*Given task*:
In the listing below, find every line with the string "subtitle" and pull it out.
********************
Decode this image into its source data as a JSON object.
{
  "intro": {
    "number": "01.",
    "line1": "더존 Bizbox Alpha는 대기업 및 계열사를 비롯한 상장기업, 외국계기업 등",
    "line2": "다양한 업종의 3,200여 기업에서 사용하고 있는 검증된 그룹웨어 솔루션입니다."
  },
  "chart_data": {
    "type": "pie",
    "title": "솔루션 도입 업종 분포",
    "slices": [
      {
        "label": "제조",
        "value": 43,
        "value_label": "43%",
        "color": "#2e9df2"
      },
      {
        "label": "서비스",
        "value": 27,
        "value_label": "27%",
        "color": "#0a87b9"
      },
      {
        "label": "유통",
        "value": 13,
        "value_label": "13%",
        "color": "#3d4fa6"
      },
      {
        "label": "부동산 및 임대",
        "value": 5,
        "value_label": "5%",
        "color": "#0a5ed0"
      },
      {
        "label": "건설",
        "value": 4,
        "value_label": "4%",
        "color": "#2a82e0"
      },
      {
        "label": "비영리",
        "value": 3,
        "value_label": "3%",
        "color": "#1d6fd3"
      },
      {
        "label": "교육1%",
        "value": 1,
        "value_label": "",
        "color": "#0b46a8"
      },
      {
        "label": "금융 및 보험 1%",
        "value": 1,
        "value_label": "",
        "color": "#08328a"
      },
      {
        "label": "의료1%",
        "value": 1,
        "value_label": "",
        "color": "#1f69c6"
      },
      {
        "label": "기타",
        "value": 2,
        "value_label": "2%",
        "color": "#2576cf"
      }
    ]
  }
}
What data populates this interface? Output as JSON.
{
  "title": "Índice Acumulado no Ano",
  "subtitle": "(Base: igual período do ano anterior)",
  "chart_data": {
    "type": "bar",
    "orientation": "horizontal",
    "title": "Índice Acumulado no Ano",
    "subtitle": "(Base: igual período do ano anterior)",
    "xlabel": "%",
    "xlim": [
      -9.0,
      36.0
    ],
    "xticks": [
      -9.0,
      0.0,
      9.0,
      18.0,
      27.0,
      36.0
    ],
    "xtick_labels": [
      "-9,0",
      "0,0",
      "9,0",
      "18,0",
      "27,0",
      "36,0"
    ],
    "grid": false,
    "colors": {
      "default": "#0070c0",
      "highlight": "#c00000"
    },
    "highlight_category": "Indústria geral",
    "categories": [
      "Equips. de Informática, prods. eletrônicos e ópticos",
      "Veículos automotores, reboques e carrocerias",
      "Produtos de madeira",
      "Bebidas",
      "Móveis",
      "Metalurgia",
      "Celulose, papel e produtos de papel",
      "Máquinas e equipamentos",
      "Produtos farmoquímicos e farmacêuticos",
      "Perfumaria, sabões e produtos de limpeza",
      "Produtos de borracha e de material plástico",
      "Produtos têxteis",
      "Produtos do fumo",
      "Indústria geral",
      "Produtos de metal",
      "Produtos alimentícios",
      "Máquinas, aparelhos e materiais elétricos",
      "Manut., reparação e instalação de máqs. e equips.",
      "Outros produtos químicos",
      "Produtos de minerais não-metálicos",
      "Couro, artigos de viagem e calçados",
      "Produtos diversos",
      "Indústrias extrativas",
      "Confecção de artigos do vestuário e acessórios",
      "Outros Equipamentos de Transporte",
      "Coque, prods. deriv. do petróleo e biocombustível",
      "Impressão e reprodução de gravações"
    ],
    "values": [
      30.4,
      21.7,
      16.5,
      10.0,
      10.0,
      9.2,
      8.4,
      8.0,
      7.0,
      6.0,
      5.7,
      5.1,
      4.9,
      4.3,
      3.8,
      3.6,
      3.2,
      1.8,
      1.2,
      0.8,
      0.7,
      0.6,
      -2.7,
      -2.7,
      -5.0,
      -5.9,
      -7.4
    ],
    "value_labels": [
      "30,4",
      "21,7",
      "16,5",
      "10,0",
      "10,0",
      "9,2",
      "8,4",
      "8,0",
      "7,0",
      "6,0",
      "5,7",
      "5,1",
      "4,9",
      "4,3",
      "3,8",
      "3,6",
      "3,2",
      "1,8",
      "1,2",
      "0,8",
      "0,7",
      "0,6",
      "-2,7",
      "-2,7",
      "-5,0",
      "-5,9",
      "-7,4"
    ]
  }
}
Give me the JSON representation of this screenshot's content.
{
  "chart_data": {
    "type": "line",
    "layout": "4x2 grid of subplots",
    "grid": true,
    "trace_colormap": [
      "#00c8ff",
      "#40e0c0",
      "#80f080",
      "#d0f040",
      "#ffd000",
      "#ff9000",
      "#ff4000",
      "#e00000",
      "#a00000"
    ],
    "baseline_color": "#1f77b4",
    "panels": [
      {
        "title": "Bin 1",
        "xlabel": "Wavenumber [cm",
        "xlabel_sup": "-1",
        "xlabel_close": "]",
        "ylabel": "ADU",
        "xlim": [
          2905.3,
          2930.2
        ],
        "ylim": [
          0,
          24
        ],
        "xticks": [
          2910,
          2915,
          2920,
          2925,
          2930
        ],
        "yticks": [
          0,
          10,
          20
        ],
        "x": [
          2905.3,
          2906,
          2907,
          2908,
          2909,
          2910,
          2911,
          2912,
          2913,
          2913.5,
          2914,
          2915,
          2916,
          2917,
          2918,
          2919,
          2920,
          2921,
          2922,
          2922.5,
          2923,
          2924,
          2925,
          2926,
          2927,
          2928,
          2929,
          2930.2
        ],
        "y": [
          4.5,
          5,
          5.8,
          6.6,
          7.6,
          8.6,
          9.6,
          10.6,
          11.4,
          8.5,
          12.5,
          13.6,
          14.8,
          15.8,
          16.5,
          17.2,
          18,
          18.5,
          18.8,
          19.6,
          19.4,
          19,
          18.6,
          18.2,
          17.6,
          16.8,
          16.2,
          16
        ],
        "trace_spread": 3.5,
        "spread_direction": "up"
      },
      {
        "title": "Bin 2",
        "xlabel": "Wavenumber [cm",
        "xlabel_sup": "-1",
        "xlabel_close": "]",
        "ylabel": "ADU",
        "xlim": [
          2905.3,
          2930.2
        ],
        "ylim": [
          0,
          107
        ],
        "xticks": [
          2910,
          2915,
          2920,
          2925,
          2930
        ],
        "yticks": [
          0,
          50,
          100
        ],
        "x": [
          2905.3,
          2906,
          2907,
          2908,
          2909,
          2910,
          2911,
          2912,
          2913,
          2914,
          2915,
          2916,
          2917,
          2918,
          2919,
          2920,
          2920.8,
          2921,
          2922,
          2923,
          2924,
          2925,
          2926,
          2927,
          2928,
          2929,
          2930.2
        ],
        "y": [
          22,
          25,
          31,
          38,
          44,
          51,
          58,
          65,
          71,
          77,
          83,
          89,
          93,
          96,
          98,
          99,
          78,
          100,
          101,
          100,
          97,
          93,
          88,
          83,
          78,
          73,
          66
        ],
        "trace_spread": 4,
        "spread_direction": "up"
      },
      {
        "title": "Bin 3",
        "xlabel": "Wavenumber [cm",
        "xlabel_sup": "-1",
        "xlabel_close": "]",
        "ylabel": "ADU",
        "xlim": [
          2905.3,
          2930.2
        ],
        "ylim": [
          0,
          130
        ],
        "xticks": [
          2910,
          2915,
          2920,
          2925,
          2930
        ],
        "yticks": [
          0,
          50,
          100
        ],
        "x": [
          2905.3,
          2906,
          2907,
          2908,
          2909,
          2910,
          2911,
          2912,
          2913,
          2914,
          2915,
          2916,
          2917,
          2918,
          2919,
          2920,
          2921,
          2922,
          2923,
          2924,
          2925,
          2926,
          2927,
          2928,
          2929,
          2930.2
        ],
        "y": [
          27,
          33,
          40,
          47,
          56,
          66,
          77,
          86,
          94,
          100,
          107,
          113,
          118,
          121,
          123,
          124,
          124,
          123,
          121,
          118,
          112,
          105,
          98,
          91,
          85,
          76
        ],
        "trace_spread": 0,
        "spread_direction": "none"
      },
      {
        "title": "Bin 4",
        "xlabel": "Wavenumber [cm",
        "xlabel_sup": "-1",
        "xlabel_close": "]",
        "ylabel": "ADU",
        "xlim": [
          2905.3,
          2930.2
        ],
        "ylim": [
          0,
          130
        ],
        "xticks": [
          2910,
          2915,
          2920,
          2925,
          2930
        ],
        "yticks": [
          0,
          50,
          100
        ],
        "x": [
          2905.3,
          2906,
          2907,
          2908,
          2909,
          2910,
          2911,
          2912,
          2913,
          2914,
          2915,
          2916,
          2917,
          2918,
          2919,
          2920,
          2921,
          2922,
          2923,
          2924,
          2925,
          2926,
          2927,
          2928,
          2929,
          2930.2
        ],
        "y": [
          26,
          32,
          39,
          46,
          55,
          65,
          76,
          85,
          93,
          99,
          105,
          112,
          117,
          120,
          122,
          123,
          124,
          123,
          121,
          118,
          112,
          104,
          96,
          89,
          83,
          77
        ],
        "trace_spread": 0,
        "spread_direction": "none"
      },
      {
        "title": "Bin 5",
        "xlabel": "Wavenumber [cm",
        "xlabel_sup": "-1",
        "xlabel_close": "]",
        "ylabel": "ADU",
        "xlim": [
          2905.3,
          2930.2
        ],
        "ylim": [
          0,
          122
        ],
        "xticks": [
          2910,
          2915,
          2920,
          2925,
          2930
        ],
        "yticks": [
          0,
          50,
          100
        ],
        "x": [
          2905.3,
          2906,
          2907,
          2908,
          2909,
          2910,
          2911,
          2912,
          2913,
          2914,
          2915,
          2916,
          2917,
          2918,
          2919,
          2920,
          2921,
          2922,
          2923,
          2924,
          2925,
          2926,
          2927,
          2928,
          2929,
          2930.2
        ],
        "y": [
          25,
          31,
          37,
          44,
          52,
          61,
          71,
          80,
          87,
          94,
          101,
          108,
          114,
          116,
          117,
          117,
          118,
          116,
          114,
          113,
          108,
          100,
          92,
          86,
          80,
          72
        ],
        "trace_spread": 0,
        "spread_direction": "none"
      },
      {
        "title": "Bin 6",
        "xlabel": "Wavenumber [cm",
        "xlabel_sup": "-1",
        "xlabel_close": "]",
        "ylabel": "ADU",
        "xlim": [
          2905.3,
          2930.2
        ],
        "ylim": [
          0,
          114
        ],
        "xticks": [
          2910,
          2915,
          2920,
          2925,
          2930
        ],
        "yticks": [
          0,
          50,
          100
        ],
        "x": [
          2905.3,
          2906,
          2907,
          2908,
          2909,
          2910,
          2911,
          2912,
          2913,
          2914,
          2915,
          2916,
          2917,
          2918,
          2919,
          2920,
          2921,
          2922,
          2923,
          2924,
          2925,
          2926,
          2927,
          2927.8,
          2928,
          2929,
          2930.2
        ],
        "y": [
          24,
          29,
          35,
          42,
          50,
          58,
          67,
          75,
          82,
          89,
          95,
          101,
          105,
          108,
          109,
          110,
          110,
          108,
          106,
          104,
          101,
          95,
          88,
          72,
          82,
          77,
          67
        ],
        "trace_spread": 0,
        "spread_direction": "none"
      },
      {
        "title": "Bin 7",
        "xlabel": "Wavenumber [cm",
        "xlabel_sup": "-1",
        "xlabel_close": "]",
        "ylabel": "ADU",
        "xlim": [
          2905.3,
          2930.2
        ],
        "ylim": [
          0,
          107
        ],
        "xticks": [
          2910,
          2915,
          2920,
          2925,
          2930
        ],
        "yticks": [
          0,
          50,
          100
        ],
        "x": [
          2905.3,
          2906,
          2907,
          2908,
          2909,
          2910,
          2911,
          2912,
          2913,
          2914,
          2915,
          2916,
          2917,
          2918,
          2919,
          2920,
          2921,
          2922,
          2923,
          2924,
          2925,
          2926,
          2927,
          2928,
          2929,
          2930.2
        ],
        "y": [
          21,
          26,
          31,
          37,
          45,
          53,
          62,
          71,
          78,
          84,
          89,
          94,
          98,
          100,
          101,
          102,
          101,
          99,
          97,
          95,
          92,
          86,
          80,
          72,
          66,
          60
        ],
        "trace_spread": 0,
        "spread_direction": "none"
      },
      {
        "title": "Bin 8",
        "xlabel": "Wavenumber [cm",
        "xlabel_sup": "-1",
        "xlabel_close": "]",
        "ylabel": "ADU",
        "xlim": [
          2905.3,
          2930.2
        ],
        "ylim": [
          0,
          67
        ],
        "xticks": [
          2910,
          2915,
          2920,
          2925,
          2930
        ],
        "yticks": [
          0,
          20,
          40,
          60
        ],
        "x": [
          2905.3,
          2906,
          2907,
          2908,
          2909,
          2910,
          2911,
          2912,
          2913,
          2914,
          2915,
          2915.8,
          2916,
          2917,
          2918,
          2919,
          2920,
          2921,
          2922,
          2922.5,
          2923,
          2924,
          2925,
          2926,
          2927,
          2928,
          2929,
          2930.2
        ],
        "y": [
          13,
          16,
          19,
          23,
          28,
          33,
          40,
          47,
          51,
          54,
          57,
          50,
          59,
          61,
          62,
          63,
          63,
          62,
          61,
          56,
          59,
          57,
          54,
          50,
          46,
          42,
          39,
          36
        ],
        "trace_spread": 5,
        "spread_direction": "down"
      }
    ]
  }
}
********************
*Response*:
  "subtitle": "(Base: igual período do ano anterior)",
    "subtitle": "(Base: igual período do ano anterior)",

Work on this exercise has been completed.